#### [Exercise]
Copy every line of the data that includes the string "name".

[Data entries for graphics]
>> begin
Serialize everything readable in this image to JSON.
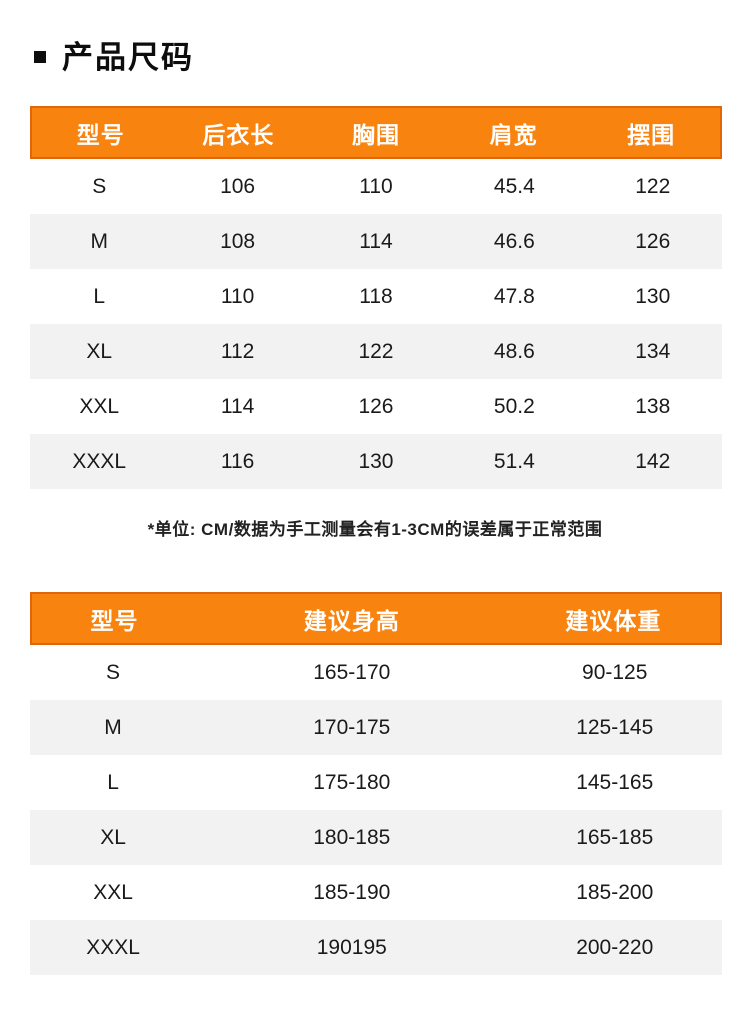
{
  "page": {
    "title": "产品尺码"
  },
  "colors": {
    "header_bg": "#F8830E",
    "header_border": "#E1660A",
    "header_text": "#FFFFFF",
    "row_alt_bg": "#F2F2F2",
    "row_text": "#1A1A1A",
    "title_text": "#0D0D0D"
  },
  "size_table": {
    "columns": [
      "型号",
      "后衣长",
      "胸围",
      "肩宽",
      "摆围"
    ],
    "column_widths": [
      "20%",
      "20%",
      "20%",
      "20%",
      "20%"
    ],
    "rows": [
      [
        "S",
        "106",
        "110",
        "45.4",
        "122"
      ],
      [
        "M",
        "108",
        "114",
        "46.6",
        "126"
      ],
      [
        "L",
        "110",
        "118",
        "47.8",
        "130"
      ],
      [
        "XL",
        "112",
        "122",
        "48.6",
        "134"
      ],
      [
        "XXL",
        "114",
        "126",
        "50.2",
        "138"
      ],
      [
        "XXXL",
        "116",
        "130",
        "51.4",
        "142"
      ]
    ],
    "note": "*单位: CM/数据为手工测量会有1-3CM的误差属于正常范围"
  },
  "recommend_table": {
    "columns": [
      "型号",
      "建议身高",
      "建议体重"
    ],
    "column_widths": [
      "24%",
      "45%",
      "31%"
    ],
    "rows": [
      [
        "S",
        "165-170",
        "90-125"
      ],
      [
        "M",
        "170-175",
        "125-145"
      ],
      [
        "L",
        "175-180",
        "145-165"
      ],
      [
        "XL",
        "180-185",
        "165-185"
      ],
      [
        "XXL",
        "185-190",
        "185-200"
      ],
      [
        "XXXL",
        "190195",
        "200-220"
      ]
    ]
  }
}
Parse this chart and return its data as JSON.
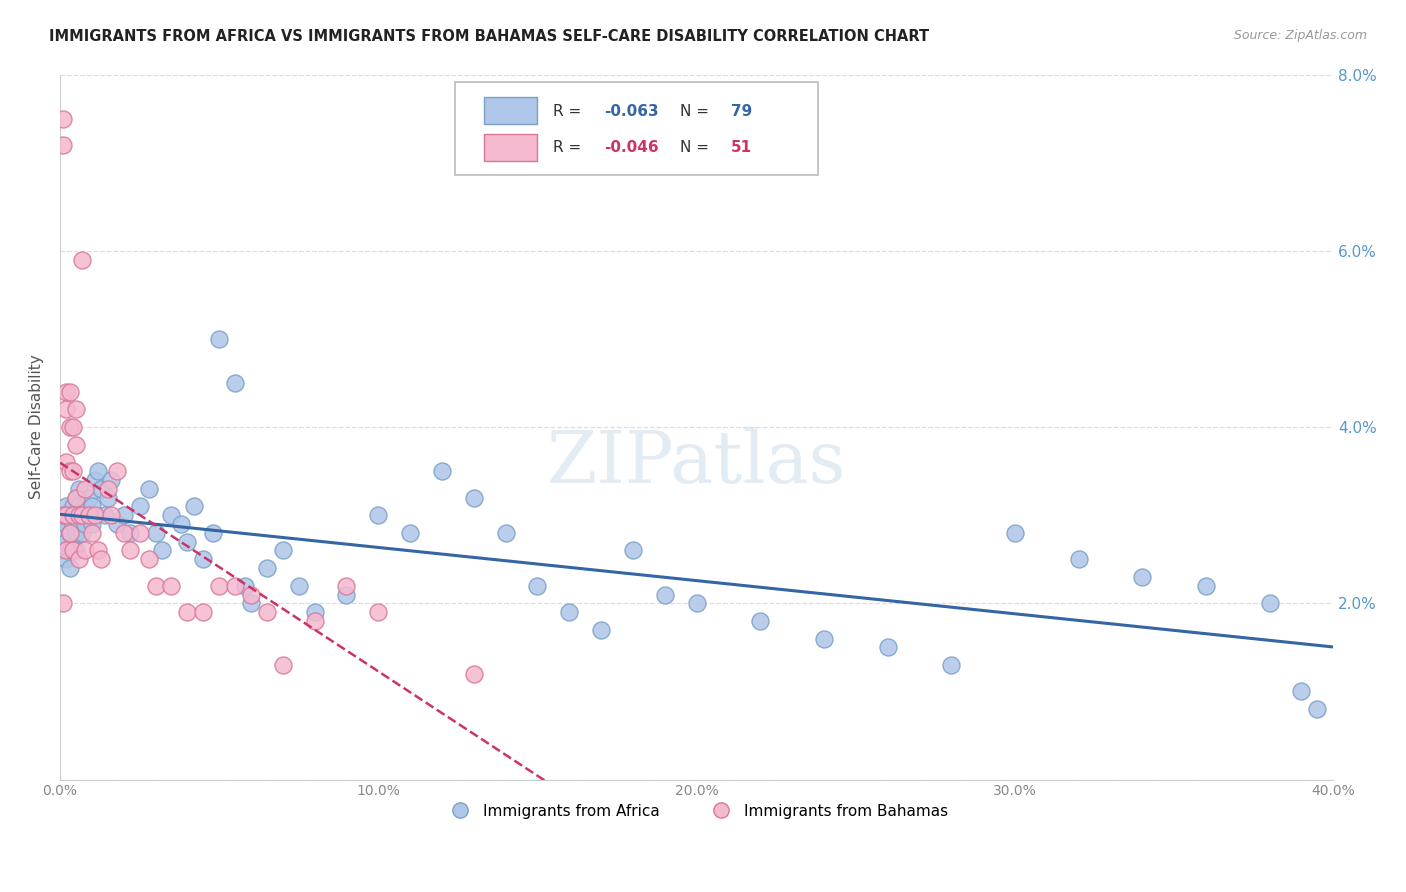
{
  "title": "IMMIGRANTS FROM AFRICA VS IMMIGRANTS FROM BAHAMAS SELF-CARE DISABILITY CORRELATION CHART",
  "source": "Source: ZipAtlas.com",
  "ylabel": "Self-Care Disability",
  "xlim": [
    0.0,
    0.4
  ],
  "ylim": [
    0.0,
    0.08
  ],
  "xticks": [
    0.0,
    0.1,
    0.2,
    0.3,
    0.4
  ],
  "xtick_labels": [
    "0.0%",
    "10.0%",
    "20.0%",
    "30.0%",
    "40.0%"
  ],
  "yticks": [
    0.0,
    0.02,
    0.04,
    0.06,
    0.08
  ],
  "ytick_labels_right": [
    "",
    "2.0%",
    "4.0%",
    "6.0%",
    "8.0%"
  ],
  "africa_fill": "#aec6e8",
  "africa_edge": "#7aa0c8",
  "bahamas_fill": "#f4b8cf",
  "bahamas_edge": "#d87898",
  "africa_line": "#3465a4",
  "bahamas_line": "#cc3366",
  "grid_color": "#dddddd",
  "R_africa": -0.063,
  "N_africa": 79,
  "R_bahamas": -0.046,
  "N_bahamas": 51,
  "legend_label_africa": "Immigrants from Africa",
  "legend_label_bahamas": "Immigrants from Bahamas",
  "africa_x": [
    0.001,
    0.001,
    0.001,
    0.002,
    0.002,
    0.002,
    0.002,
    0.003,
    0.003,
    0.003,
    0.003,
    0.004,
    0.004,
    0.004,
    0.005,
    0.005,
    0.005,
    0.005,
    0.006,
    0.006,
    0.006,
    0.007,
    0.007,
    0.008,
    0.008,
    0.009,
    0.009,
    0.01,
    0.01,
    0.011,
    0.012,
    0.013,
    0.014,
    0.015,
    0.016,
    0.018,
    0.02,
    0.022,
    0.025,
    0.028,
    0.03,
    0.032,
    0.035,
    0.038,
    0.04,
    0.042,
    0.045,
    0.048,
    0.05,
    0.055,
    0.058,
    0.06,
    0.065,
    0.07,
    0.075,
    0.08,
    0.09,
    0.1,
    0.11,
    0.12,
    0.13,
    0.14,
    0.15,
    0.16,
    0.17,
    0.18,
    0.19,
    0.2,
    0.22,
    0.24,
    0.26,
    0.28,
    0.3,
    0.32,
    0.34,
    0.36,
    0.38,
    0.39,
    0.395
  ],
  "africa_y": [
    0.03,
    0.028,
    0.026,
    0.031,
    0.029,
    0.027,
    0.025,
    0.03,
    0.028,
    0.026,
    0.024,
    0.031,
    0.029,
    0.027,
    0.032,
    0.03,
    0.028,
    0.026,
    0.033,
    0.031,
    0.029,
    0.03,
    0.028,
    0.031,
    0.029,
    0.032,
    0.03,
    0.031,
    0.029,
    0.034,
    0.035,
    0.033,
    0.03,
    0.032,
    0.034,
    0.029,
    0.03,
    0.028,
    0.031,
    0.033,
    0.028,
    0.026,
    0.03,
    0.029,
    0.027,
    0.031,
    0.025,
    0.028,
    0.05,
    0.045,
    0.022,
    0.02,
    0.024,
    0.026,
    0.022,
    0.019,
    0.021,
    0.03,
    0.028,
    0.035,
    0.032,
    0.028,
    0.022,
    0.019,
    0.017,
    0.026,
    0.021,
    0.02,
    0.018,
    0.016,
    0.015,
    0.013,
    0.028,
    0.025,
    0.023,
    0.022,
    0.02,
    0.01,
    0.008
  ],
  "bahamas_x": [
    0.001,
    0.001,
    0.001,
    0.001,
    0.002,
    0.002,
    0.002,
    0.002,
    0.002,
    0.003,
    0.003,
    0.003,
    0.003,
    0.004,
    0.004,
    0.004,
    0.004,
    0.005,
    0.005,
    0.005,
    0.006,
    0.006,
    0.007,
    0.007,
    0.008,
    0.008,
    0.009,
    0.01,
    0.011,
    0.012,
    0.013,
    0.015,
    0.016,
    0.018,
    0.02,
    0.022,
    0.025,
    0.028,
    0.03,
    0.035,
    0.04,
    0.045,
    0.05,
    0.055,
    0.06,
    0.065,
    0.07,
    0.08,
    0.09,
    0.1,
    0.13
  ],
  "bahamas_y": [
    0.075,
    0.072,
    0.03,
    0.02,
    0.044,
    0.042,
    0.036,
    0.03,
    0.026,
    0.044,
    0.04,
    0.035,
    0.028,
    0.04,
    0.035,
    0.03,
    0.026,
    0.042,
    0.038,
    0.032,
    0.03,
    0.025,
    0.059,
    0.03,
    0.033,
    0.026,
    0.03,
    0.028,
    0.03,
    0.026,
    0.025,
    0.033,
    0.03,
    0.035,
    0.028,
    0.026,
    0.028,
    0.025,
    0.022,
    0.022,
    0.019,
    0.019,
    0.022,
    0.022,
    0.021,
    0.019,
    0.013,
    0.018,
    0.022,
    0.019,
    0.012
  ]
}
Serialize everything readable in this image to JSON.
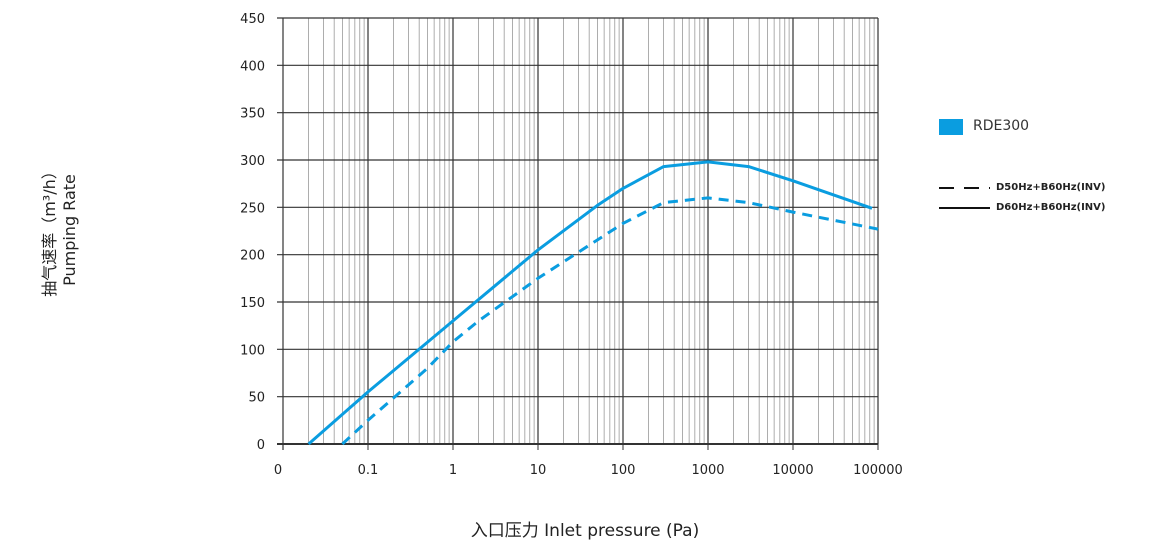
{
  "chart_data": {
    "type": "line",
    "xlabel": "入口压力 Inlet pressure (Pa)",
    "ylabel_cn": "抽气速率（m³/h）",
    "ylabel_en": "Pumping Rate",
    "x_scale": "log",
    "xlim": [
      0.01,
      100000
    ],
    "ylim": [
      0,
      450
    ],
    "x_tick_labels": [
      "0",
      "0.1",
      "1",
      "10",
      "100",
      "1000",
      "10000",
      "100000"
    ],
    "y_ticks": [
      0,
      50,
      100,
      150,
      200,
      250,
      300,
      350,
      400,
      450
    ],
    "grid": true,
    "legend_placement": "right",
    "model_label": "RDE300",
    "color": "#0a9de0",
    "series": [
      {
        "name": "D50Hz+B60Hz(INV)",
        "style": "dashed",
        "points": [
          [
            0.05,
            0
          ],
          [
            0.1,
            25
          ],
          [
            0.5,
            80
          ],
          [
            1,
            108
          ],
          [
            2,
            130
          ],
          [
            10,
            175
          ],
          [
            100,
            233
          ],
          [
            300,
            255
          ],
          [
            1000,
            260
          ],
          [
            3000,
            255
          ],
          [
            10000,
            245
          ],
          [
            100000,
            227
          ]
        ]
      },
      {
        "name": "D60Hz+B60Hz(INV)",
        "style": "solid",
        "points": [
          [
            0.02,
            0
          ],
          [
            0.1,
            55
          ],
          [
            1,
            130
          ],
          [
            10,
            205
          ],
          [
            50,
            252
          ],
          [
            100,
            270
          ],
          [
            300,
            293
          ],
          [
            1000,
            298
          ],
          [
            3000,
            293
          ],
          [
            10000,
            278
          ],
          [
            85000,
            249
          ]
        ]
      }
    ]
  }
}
>> end
#### [Correct answer]
        "name": "D50Hz+B60Hz(INV)",
        "name": "D60Hz+B60Hz(INV)",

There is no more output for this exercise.